START
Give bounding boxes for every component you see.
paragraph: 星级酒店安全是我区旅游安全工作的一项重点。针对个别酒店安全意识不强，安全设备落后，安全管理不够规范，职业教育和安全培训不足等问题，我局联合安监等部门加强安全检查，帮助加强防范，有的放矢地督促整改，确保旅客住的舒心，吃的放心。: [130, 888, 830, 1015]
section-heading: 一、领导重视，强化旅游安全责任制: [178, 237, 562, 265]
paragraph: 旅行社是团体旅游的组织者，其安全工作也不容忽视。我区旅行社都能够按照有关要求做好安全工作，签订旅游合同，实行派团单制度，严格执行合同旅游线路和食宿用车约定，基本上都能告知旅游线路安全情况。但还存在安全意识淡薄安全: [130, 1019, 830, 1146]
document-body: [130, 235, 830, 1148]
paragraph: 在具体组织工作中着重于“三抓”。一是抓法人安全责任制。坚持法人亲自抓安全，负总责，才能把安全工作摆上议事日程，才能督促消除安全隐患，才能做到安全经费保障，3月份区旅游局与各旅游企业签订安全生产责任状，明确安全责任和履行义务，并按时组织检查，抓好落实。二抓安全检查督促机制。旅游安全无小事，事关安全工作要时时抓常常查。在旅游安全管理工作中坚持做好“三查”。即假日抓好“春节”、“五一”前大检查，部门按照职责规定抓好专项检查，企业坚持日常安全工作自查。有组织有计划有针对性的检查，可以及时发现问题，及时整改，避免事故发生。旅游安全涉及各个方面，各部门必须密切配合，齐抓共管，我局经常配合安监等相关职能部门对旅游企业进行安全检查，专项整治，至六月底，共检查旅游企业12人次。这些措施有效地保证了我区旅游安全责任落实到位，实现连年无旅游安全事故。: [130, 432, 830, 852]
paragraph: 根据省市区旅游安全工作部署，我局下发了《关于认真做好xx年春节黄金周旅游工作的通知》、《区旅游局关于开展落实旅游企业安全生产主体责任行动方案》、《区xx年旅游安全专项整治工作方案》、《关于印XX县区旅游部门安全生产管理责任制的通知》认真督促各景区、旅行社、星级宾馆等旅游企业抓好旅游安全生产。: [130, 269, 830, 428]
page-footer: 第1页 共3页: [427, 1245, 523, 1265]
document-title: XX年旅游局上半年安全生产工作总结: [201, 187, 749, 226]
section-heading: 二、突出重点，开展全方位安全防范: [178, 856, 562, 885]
END
▶ _WORK INSTRUCTIONS_: Show each line above that contains the string "heading", copying every such line in full. Case must match.

▶ _FINISHED EXERCISE_:
section-heading: 一、领导重视，强化旅游安全责任制: [178, 237, 562, 265]
section-heading: 二、突出重点，开展全方位安全防范: [178, 856, 562, 885]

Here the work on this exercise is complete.